=== TASK GOAL ===
Write out the material exactly, leaving every picture behind.

=== SOURCE DATA ===
——————

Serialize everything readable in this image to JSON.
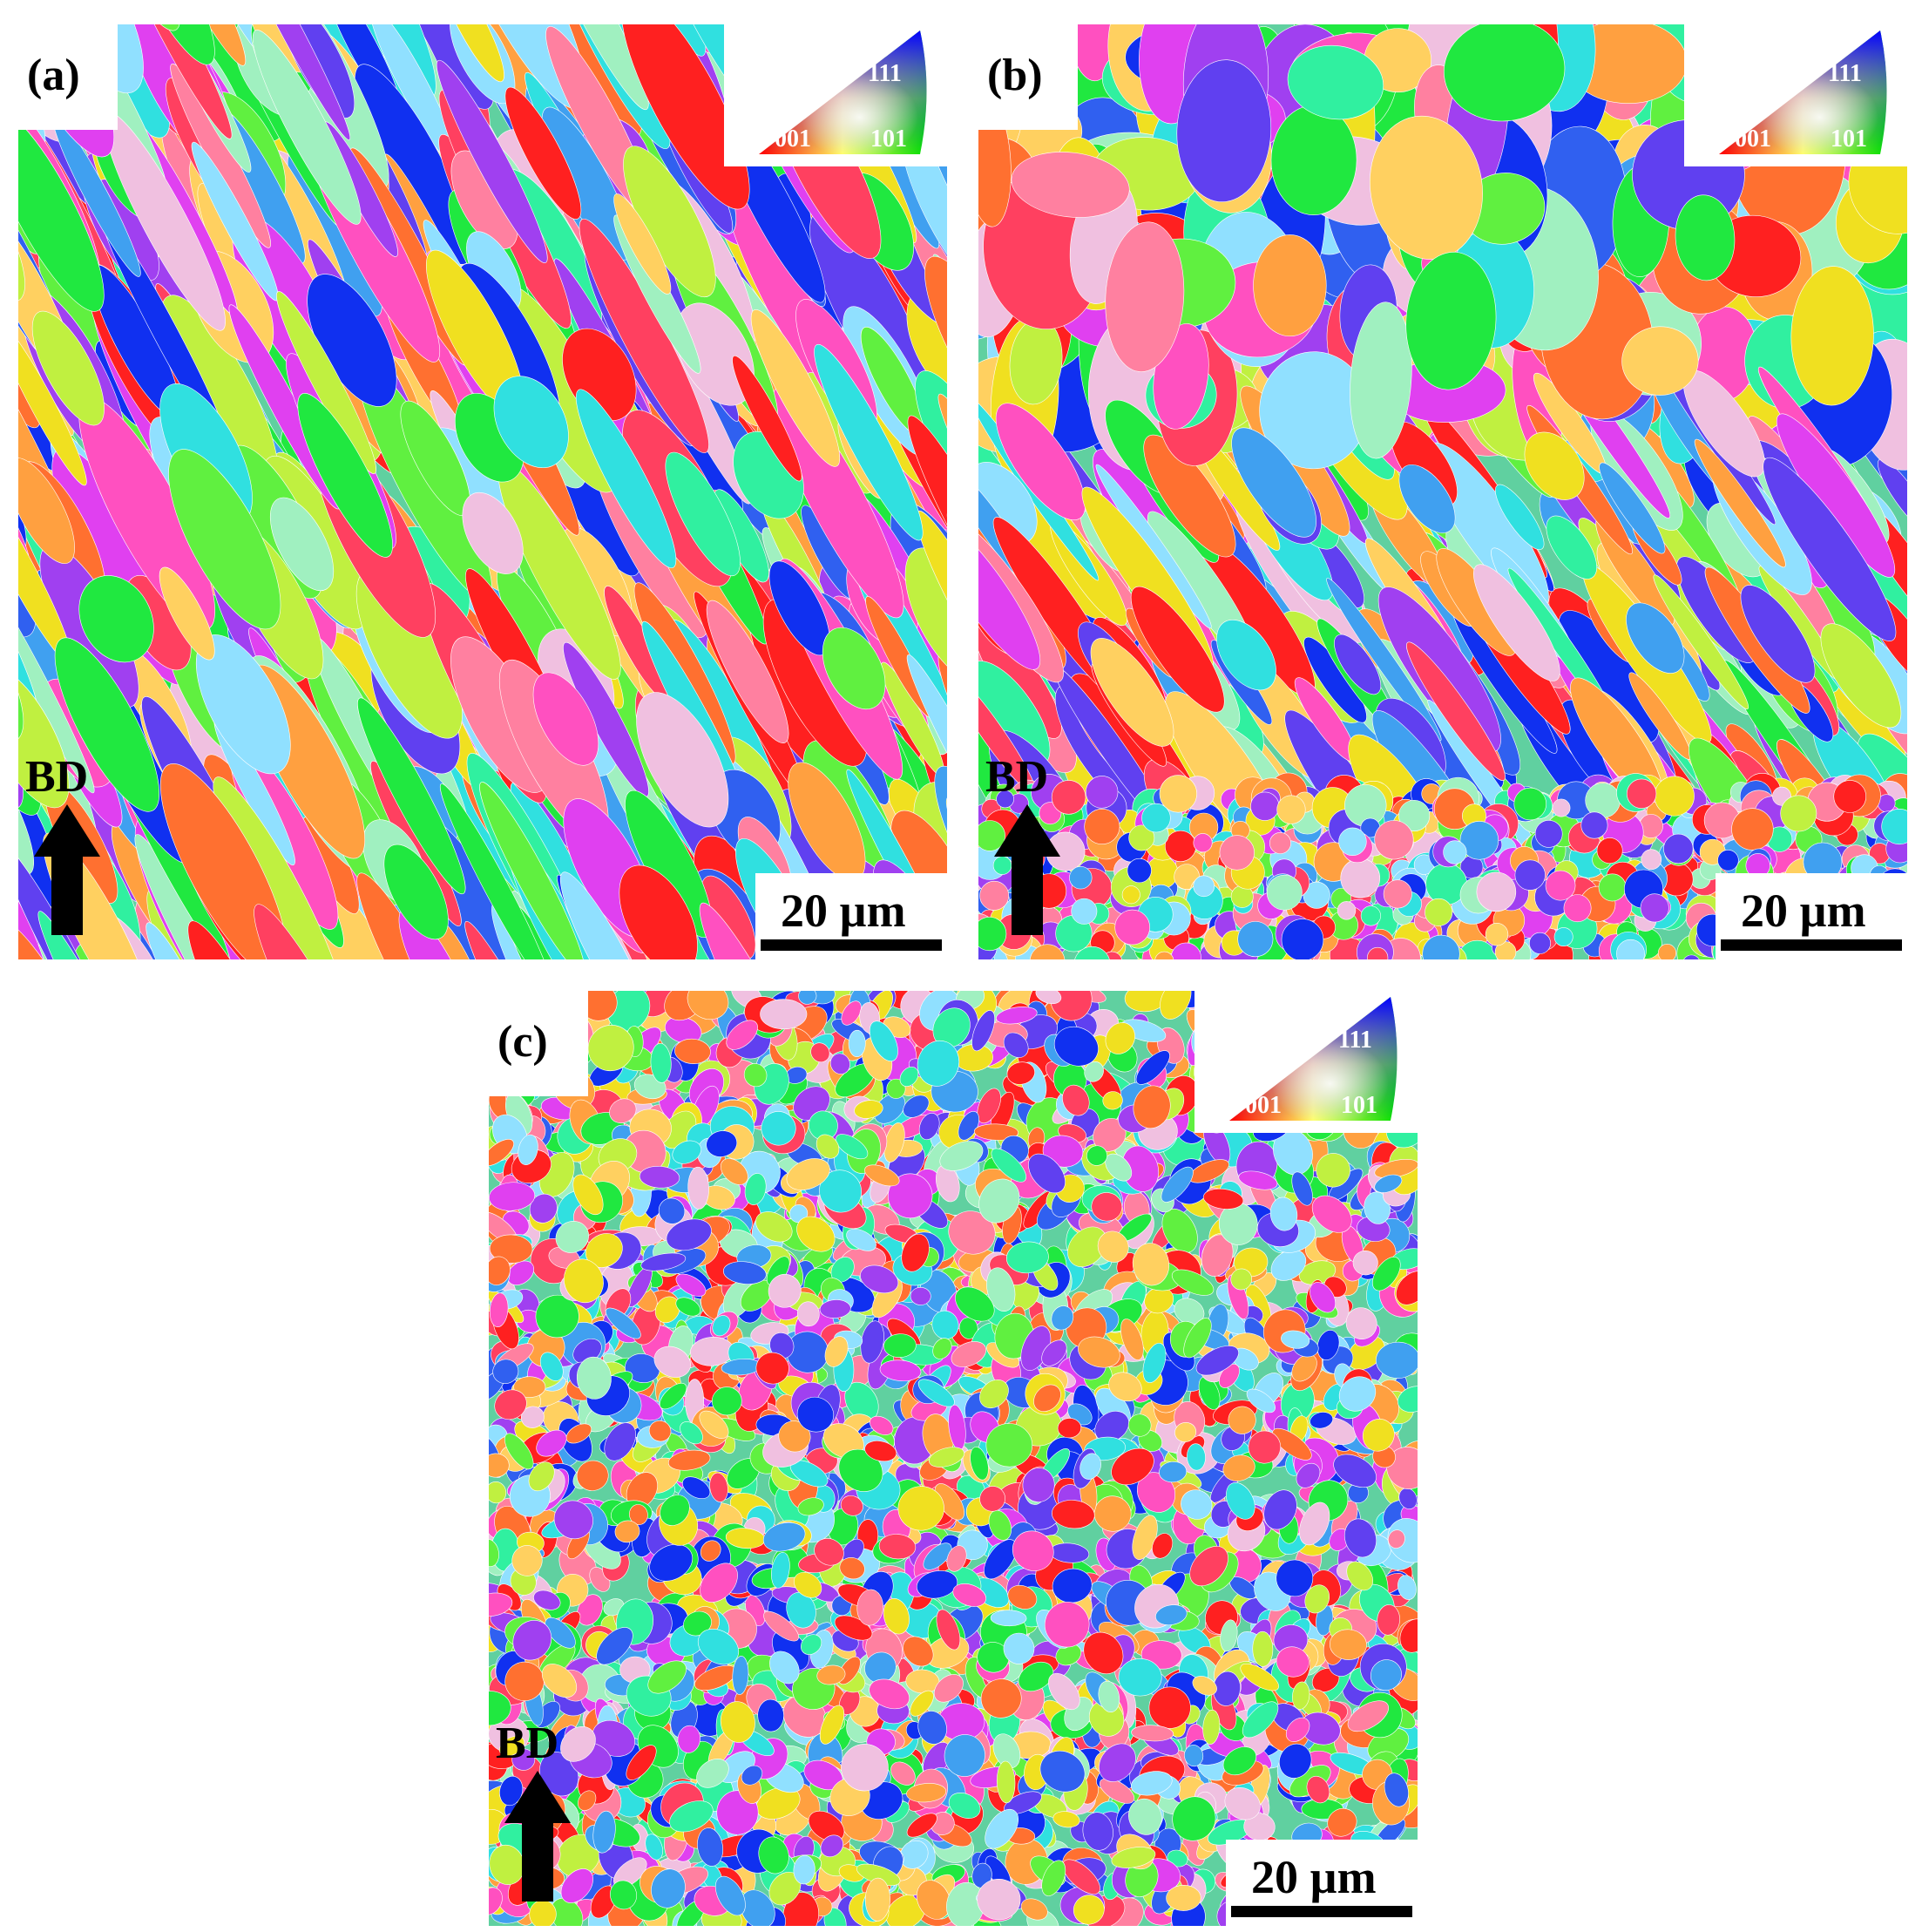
{
  "panels": [
    {
      "label": "(a)",
      "legend": {
        "top": "111",
        "left": "001",
        "right": "101"
      },
      "direction": "BD",
      "scale_bar": "20 µm"
    },
    {
      "label": "(b)",
      "legend": {
        "top": "111",
        "left": "001",
        "right": "101"
      },
      "direction": "BD",
      "scale_bar": "20 µm"
    },
    {
      "label": "(c)",
      "legend": {
        "top": "111",
        "left": "001",
        "right": "101"
      },
      "direction": "BD",
      "scale_bar": "20 µm"
    }
  ]
}
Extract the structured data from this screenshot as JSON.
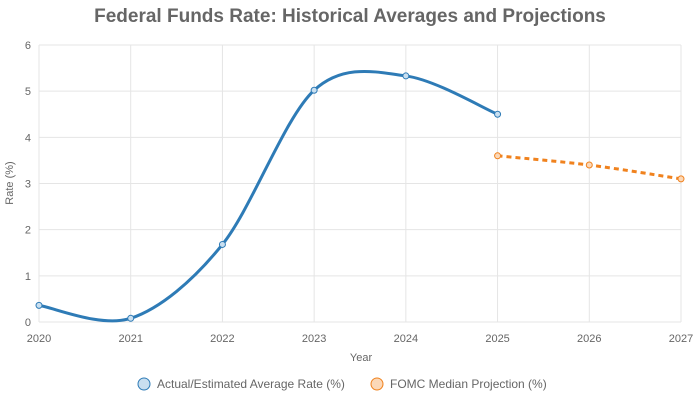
{
  "chart_data": {
    "type": "line",
    "title": "Federal Funds Rate: Historical Averages and Projections",
    "xlabel": "Year",
    "ylabel": "Rate (%)",
    "x": [
      "2020",
      "2021",
      "2022",
      "2023",
      "2024",
      "2025",
      "2026",
      "2027"
    ],
    "ylim": [
      0,
      6
    ],
    "yticks": [
      "0",
      "1",
      "2",
      "3",
      "4",
      "5",
      "6"
    ],
    "grid": true,
    "legend_position": "bottom",
    "series": [
      {
        "name": "Actual/Estimated Average Rate (%)",
        "color": "#2e7bb6",
        "style": "solid",
        "points": [
          {
            "x": "2020",
            "y": 0.36
          },
          {
            "x": "2021",
            "y": 0.08
          },
          {
            "x": "2022",
            "y": 1.68
          },
          {
            "x": "2023",
            "y": 5.02
          },
          {
            "x": "2024",
            "y": 5.33
          },
          {
            "x": "2025",
            "y": 4.5
          }
        ]
      },
      {
        "name": "FOMC Median Projection (%)",
        "color": "#f0821e",
        "style": "dashed",
        "points": [
          {
            "x": "2025",
            "y": 3.6
          },
          {
            "x": "2026",
            "y": 3.4
          },
          {
            "x": "2027",
            "y": 3.1
          }
        ]
      }
    ]
  }
}
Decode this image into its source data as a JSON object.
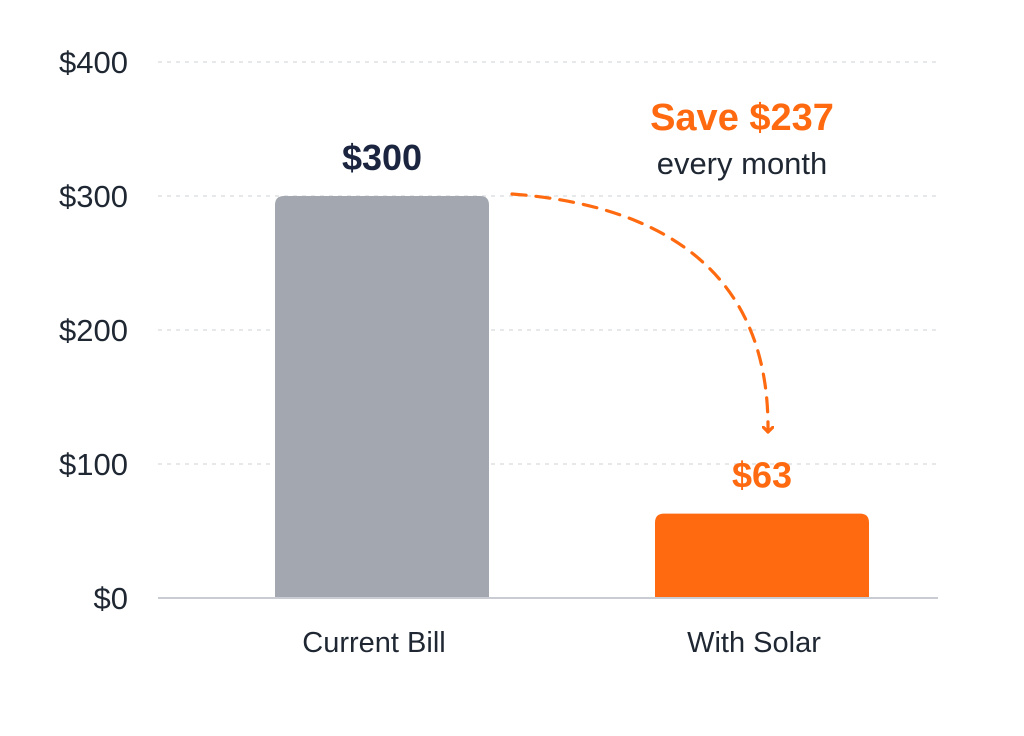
{
  "chart_data": {
    "type": "bar",
    "title": "",
    "xlabel": "",
    "ylabel": "",
    "categories": [
      "Current Bill",
      "With Solar"
    ],
    "values": [
      300,
      63
    ],
    "value_labels": [
      "$300",
      "$63"
    ],
    "ylim": [
      0,
      400
    ],
    "yticks": [
      0,
      100,
      200,
      300,
      400
    ],
    "ytick_labels": [
      "$0",
      "$100",
      "$200",
      "$300",
      "$400"
    ],
    "grid": true,
    "bar_colors": [
      "#a3a8b0",
      "#ff6a10"
    ],
    "value_label_colors": [
      "#1b2540",
      "#ff6a10"
    ],
    "annotation": {
      "headline": "Save $237",
      "subtext": "every month",
      "color": "#ff6a10",
      "arrow": "dashed curved arrow from Current Bill bar to With Solar bar"
    }
  },
  "colors": {
    "axis_text": "#1f2733",
    "gridline": "#d6d9de",
    "baseline": "#c9ccd2",
    "accent": "#ff6a10"
  }
}
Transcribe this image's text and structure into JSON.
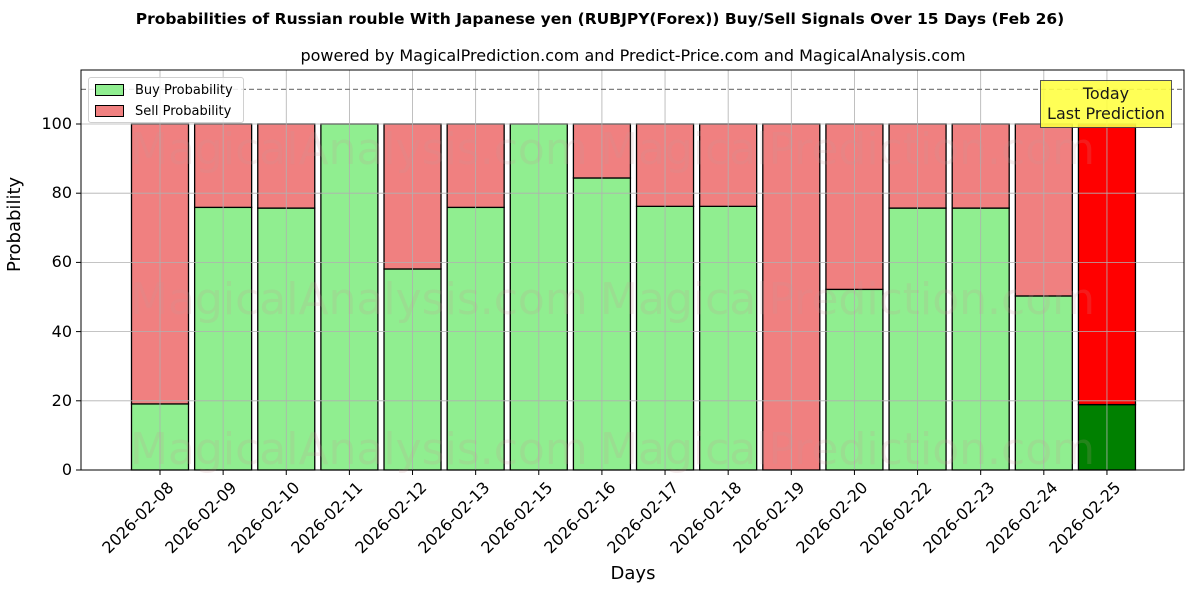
{
  "title": "Probabilities of Russian rouble With Japanese yen (RUBJPY(Forex)) Buy/Sell Signals Over 15 Days (Feb 26)",
  "subtitle": "powered by MagicalPrediction.com and Predict-Price.com and MagicalAnalysis.com",
  "legend": {
    "buy": "Buy Probability",
    "sell": "Sell Probability"
  },
  "annotation": {
    "line1": "Today",
    "line2": "Last Prediction"
  },
  "watermarks": [
    "MagicalAnalysis.com",
    "MagicalPrediction.com"
  ],
  "colors": {
    "buy": "#90ee90",
    "sell": "#f08080",
    "buy_today": "#008000",
    "sell_today": "#ff0000",
    "annotation_bg": "#ffff44"
  },
  "chart_data": {
    "type": "bar",
    "stacked": true,
    "title": "Probabilities of Russian rouble With Japanese yen (RUBJPY(Forex)) Buy/Sell Signals Over 15 Days (Feb 26)",
    "subtitle": "powered by MagicalPrediction.com and Predict-Price.com and MagicalAnalysis.com",
    "xlabel": "Days",
    "ylabel": "Probability",
    "ylim": [
      0,
      115
    ],
    "yticks": [
      0,
      20,
      40,
      60,
      80,
      100
    ],
    "grid": true,
    "legend_position": "upper left",
    "reference_line": {
      "y": 110,
      "style": "dashed"
    },
    "categories": [
      "2026-02-08",
      "2026-02-09",
      "2026-02-10",
      "2026-02-11",
      "2026-02-12",
      "2026-02-13",
      "2026-02-15",
      "2026-02-16",
      "2026-02-17",
      "2026-02-18",
      "2026-02-19",
      "2026-02-20",
      "2026-02-22",
      "2026-02-23",
      "2026-02-24",
      "2026-02-25"
    ],
    "series": [
      {
        "name": "Buy Probability",
        "values": [
          19.1,
          75.9,
          75.7,
          100,
          58.1,
          75.9,
          100,
          84.4,
          76.2,
          76.2,
          0,
          52.2,
          75.7,
          75.7,
          50.3,
          18.9
        ]
      },
      {
        "name": "Sell Probability",
        "values": [
          80.9,
          24.1,
          24.3,
          0,
          41.9,
          24.1,
          0,
          15.6,
          23.8,
          23.8,
          100,
          47.8,
          24.3,
          24.3,
          49.7,
          81.1
        ]
      }
    ],
    "highlight": {
      "category": "2026-02-25",
      "label": "Today Last Prediction"
    }
  }
}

——————

=== OUTPUT ===
Serialize everything readable in this image to JSON.
{
  "panels": [
    {
      "label": "(a)",
      "legend": {
        "top": "111",
        "left": "001",
        "right": "101"
      },
      "direction": "BD",
      "scale_bar": "20 µm"
    },
    {
      "label": "(b)",
      "legend": {
        "top": "111",
        "left": "001",
        "right": "101"
      },
      "direction": "BD",
      "scale_bar": "20 µm"
    },
    {
      "label": "(c)",
      "legend": {
        "top": "111",
        "left": "001",
        "right": "101"
      },
      "direction": "BD",
      "scale_bar": "20 µm"
    }
  ]
}
Extract the structured data from this screenshot as JSON.
{
  "chart_data": {
    "type": "line",
    "title": "Federal Funds Rate: Historical Averages and Projections",
    "xlabel": "Year",
    "ylabel": "Rate (%)",
    "x": [
      "2020",
      "2021",
      "2022",
      "2023",
      "2024",
      "2025",
      "2026",
      "2027"
    ],
    "ylim": [
      0,
      6
    ],
    "yticks": [
      "0",
      "1",
      "2",
      "3",
      "4",
      "5",
      "6"
    ],
    "grid": true,
    "legend_position": "bottom",
    "series": [
      {
        "name": "Actual/Estimated Average Rate (%)",
        "color": "#2e7bb6",
        "style": "solid",
        "points": [
          {
            "x": "2020",
            "y": 0.36
          },
          {
            "x": "2021",
            "y": 0.08
          },
          {
            "x": "2022",
            "y": 1.68
          },
          {
            "x": "2023",
            "y": 5.02
          },
          {
            "x": "2024",
            "y": 5.33
          },
          {
            "x": "2025",
            "y": 4.5
          }
        ]
      },
      {
        "name": "FOMC Median Projection (%)",
        "color": "#f0821e",
        "style": "dashed",
        "points": [
          {
            "x": "2025",
            "y": 3.6
          },
          {
            "x": "2026",
            "y": 3.4
          },
          {
            "x": "2027",
            "y": 3.1
          }
        ]
      }
    ]
  }
}
Decode this image into its source data as a JSON object.
{
  "chart_data": {
    "type": "bar",
    "title": "",
    "xlabel": "",
    "ylabel": "",
    "categories": [
      "Current Bill",
      "With Solar"
    ],
    "values": [
      300,
      63
    ],
    "value_labels": [
      "$300",
      "$63"
    ],
    "ylim": [
      0,
      400
    ],
    "yticks": [
      0,
      100,
      200,
      300,
      400
    ],
    "ytick_labels": [
      "$0",
      "$100",
      "$200",
      "$300",
      "$400"
    ],
    "grid": true,
    "bar_colors": [
      "#a3a8b0",
      "#ff6a10"
    ],
    "value_label_colors": [
      "#1b2540",
      "#ff6a10"
    ],
    "annotation": {
      "headline": "Save $237",
      "subtext": "every month",
      "color": "#ff6a10",
      "arrow": "dashed curved arrow from Current Bill bar to With Solar bar"
    }
  },
  "colors": {
    "axis_text": "#1f2733",
    "gridline": "#d6d9de",
    "baseline": "#c9ccd2",
    "accent": "#ff6a10"
  }
}
Transcribe this image's text and structure into JSON.
{
  "title": "Probabilities of Russian rouble With Japanese yen (RUBJPY(Forex)) Buy/Sell Signals Over 15 Days (Feb 26)",
  "subtitle": "powered by MagicalPrediction.com and Predict-Price.com and MagicalAnalysis.com",
  "legend": {
    "buy": "Buy Probability",
    "sell": "Sell Probability"
  },
  "annotation": {
    "line1": "Today",
    "line2": "Last Prediction"
  },
  "watermarks": [
    "MagicalAnalysis.com",
    "MagicalPrediction.com"
  ],
  "colors": {
    "buy": "#90ee90",
    "sell": "#f08080",
    "buy_today": "#008000",
    "sell_today": "#ff0000",
    "annotation_bg": "#ffff44"
  },
  "chart_data": {
    "type": "bar",
    "stacked": true,
    "title": "Probabilities of Russian rouble With Japanese yen (RUBJPY(Forex)) Buy/Sell Signals Over 15 Days (Feb 26)",
    "subtitle": "powered by MagicalPrediction.com and Predict-Price.com and MagicalAnalysis.com",
    "xlabel": "Days",
    "ylabel": "Probability",
    "ylim": [
      0,
      115
    ],
    "yticks": [
      0,
      20,
      40,
      60,
      80,
      100
    ],
    "grid": true,
    "legend_position": "upper left",
    "reference_line": {
      "y": 110,
      "style": "dashed"
    },
    "categories": [
      "2026-02-08",
      "2026-02-09",
      "2026-02-10",
      "2026-02-11",
      "2026-02-12",
      "2026-02-13",
      "2026-02-15",
      "2026-02-16",
      "2026-02-17",
      "2026-02-18",
      "2026-02-19",
      "2026-02-20",
      "2026-02-22",
      "2026-02-23",
      "2026-02-24",
      "2026-02-25"
    ],
    "series": [
      {
        "name": "Buy Probability",
        "values": [
          19.1,
          75.9,
          75.7,
          100,
          58.1,
          75.9,
          100,
          84.4,
          76.2,
          76.2,
          0,
          52.2,
          75.7,
          75.7,
          50.3,
          18.9
        ]
      },
      {
        "name": "Sell Probability",
        "values": [
          80.9,
          24.1,
          24.3,
          0,
          41.9,
          24.1,
          0,
          15.6,
          23.8,
          23.8,
          100,
          47.8,
          24.3,
          24.3,
          49.7,
          81.1
        ]
      }
    ],
    "highlight": {
      "category": "2026-02-25",
      "label": "Today Last Prediction"
    }
  }
}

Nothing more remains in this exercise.